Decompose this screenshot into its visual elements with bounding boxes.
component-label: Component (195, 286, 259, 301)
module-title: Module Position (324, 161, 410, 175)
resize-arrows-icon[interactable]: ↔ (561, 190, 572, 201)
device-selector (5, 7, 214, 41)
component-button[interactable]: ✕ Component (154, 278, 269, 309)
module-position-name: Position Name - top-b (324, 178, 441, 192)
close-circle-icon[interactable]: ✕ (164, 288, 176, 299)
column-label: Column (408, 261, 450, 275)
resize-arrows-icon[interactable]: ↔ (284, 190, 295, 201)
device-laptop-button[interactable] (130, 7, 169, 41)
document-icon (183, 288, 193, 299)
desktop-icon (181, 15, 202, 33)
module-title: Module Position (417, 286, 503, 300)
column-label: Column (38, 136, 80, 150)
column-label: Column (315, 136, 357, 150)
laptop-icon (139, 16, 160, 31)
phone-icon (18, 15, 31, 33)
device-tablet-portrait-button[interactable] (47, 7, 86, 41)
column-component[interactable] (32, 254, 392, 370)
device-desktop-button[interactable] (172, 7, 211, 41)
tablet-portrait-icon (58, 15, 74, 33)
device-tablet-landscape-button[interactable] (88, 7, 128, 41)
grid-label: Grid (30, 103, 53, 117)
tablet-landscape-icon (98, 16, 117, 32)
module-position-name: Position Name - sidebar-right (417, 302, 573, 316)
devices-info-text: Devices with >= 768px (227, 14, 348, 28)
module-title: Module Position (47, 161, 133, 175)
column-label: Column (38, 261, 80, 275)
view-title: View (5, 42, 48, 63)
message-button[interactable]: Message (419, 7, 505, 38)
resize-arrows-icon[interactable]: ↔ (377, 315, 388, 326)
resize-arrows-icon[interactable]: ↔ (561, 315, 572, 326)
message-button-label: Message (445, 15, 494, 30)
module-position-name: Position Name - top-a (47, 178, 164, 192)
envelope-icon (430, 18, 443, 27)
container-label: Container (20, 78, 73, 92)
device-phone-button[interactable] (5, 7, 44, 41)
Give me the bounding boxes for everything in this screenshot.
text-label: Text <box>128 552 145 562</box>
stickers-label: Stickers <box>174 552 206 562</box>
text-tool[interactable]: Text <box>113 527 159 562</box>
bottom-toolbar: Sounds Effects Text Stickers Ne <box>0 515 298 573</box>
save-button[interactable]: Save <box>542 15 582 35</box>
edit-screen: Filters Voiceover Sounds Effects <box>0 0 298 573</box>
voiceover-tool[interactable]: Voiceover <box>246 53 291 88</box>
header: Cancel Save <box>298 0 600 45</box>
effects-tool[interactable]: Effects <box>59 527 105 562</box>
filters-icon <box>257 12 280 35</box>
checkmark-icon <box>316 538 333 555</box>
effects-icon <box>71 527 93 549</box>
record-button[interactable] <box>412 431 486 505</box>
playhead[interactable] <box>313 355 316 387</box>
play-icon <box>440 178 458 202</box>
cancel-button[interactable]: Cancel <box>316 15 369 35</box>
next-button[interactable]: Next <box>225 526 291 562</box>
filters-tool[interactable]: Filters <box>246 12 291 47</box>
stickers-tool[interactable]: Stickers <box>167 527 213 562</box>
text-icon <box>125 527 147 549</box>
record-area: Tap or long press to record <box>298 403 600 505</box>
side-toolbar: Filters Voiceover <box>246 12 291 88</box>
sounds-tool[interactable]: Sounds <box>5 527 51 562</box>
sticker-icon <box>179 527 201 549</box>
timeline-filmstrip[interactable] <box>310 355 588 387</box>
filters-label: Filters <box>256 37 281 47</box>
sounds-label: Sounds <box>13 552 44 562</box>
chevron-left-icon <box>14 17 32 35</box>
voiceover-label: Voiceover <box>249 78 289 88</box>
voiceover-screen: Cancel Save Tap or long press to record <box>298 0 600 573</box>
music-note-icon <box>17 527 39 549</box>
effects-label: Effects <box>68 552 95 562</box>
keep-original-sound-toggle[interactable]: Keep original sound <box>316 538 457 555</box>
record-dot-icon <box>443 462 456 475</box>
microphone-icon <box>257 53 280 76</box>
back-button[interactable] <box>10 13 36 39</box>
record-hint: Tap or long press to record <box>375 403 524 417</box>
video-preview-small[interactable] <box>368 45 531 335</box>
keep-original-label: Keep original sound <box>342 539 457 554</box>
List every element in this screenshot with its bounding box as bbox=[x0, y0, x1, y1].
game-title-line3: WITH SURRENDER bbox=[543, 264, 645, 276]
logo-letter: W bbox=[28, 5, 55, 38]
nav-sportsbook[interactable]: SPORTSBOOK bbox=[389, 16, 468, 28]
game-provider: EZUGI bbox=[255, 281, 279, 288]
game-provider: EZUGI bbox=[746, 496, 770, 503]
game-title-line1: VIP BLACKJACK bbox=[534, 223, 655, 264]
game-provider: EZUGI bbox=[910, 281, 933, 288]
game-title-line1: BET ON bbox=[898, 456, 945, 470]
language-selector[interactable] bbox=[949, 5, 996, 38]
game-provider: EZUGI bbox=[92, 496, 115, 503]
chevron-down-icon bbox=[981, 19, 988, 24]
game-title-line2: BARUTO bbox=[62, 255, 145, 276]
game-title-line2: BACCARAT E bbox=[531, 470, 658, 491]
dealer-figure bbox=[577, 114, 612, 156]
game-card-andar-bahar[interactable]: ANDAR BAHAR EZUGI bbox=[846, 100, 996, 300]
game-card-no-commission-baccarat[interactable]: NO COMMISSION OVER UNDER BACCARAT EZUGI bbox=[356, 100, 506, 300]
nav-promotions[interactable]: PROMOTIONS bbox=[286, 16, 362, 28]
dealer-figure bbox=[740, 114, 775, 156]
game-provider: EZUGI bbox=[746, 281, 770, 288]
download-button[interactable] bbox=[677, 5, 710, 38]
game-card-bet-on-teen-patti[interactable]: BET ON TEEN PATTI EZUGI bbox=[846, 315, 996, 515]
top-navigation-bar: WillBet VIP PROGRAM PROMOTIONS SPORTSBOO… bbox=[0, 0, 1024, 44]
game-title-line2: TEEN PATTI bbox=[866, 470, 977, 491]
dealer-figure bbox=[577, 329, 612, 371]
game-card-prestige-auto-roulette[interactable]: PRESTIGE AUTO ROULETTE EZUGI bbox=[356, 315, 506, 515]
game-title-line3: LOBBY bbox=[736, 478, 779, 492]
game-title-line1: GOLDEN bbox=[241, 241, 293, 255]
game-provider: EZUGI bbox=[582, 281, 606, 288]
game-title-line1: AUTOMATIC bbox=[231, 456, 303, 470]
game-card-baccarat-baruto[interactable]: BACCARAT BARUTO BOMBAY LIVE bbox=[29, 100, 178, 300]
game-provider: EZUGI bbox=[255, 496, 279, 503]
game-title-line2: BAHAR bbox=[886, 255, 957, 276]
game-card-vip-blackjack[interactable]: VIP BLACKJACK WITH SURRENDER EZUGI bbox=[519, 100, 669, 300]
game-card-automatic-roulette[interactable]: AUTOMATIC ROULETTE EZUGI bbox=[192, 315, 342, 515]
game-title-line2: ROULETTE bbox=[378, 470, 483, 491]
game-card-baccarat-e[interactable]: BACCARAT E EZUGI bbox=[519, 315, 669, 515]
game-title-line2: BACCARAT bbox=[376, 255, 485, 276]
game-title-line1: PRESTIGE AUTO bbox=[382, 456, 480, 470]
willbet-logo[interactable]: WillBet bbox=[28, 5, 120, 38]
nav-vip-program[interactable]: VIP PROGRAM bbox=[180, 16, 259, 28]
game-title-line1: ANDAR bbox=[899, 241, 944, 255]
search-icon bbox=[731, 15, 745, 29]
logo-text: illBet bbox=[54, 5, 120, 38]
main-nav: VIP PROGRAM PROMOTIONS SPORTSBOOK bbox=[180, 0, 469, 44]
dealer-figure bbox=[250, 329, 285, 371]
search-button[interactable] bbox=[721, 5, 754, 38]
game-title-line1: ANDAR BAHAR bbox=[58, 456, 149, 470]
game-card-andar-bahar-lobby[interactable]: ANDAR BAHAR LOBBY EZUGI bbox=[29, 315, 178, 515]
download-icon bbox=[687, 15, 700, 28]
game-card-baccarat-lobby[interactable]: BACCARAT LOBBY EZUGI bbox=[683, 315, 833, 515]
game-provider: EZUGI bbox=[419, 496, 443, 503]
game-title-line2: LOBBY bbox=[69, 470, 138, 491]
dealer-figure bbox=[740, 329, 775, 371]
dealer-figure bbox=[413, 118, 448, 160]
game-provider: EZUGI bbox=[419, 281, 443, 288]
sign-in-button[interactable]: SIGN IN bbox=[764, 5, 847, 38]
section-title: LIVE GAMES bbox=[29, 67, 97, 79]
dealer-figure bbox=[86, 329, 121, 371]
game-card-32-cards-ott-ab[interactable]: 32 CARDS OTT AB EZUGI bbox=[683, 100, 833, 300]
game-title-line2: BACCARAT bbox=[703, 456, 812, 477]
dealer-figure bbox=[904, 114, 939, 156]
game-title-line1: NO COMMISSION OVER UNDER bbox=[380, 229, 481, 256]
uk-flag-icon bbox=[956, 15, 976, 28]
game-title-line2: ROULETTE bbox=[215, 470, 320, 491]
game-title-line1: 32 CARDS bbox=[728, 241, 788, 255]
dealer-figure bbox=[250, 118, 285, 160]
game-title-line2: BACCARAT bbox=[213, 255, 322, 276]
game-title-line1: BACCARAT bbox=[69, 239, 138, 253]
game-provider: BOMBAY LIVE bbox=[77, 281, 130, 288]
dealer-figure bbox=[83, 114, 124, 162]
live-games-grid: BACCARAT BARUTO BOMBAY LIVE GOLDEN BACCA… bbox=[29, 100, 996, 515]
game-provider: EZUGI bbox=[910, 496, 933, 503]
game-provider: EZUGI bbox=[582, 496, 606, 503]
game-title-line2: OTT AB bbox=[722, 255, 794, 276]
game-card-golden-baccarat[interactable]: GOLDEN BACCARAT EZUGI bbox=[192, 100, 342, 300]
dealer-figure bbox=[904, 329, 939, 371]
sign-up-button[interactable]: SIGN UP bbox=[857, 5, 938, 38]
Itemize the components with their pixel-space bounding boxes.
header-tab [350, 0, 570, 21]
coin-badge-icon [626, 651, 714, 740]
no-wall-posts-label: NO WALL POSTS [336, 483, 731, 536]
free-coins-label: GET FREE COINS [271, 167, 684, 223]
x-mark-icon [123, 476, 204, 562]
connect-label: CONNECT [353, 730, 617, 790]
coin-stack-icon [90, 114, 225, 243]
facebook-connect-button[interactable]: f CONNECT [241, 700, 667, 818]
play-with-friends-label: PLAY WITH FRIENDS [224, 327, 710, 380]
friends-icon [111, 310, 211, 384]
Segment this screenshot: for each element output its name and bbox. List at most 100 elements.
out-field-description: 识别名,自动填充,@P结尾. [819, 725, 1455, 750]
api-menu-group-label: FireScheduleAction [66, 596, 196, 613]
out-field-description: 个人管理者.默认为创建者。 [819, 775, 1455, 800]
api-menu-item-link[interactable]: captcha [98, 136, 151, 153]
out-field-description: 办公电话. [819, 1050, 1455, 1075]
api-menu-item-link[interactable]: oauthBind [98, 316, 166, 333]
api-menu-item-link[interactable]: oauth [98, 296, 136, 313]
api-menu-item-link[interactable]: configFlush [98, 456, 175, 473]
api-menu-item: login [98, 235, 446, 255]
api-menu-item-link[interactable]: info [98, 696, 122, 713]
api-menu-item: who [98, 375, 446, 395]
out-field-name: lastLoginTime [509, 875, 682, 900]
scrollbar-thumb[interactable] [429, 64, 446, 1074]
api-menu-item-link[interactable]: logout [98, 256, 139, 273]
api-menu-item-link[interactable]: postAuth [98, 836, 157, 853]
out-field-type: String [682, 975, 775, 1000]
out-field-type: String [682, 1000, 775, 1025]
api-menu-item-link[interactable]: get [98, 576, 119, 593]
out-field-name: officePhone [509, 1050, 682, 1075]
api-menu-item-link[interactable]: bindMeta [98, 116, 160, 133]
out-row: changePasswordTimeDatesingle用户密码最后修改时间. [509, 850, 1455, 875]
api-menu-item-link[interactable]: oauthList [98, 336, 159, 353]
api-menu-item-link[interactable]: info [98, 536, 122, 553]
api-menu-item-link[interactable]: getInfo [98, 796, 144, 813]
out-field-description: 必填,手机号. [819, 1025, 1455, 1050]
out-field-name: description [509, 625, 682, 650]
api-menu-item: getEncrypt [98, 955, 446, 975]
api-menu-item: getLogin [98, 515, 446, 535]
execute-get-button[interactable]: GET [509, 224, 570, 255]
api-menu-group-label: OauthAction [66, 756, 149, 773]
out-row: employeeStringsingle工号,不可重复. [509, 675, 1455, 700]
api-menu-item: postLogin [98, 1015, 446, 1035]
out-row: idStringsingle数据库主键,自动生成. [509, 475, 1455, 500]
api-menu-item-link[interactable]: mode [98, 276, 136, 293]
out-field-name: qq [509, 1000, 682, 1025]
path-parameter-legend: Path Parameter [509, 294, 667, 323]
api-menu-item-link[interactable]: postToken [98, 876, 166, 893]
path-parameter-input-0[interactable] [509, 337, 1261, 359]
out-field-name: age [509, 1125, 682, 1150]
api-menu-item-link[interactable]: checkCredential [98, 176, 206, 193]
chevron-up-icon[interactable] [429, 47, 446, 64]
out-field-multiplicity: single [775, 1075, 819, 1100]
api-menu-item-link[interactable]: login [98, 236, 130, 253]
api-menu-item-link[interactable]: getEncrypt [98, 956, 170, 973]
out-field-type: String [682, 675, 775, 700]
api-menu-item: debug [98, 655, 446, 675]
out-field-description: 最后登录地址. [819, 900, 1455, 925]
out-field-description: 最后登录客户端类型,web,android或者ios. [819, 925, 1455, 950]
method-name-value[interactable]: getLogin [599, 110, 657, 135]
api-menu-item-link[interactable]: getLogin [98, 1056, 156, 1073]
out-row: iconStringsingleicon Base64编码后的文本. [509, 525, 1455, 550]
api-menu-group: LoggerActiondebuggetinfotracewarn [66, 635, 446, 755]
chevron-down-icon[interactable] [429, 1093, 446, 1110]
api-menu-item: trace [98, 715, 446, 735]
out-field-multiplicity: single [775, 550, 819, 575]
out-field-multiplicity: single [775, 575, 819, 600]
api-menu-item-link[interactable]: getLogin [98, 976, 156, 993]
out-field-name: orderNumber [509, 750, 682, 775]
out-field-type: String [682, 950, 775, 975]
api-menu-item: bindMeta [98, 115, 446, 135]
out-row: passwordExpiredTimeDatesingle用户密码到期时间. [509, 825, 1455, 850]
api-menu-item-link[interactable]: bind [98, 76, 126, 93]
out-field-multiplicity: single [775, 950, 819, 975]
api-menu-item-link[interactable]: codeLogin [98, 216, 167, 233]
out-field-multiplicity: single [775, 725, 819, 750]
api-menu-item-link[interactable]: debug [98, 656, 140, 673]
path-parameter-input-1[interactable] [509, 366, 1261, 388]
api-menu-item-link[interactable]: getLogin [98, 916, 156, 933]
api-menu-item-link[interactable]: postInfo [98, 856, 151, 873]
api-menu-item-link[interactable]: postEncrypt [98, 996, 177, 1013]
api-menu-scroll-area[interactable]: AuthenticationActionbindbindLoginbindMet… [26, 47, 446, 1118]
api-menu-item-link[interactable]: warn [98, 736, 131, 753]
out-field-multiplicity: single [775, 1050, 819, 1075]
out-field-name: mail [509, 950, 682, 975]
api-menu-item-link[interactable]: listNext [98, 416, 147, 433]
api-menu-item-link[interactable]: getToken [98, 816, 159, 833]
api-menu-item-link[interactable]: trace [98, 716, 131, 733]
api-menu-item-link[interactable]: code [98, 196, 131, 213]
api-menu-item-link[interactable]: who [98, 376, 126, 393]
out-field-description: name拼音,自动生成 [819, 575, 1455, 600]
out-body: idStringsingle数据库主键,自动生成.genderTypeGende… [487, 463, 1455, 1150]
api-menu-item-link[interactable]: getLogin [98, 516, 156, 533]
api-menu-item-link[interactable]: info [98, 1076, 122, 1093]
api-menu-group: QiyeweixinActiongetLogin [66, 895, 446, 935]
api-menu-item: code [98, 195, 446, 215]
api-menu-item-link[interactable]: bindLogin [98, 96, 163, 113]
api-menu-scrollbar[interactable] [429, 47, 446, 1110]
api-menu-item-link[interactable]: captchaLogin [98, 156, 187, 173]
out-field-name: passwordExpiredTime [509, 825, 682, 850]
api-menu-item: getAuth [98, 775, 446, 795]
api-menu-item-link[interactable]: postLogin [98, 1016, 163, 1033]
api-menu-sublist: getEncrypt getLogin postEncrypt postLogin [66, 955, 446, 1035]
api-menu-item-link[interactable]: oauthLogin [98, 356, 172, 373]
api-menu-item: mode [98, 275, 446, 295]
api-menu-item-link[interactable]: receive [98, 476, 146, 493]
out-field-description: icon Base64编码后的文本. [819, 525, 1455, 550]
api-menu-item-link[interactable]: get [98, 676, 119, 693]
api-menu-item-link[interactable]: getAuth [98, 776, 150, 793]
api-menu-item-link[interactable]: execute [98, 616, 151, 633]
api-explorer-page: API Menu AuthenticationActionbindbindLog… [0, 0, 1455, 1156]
++++++++++++++++++++
Recast the lines above as a Markdown table with the columns Row and Line, starting at the first line and ending at the line containing "document-icon (183, 288, 193, 299)", and skip any blank lines.

| Row | Line |
|---|---|
| 1 | Decompose this screenshot into its visual elements with bounding boxes. |
| 2 | component-label: Component (195, 286, 259, 301) |
| 3 | module-title: Module Position (324, 161, 410, 175) |
| 4 | resize-arrows-icon[interactable]: ↔ (561, 190, 572, 201) |
| 5 | device-selector (5, 7, 214, 41) |
| 6 | component-button[interactable]: ✕ Component (154, 278, 269, 309) |
| 7 | module-position-name: Position Name - top-b (324, 178, 441, 192) |
| 8 | close-circle-icon[interactable]: ✕ (164, 288, 176, 299) |
| 9 | column-label: Column (408, 261, 450, 275) |
| 10 | resize-arrows-icon[interactable]: ↔ (284, 190, 295, 201) |
| 11 | device-laptop-button[interactable] (130, 7, 169, 41) |
| 12 | document-icon (183, 288, 193, 299) |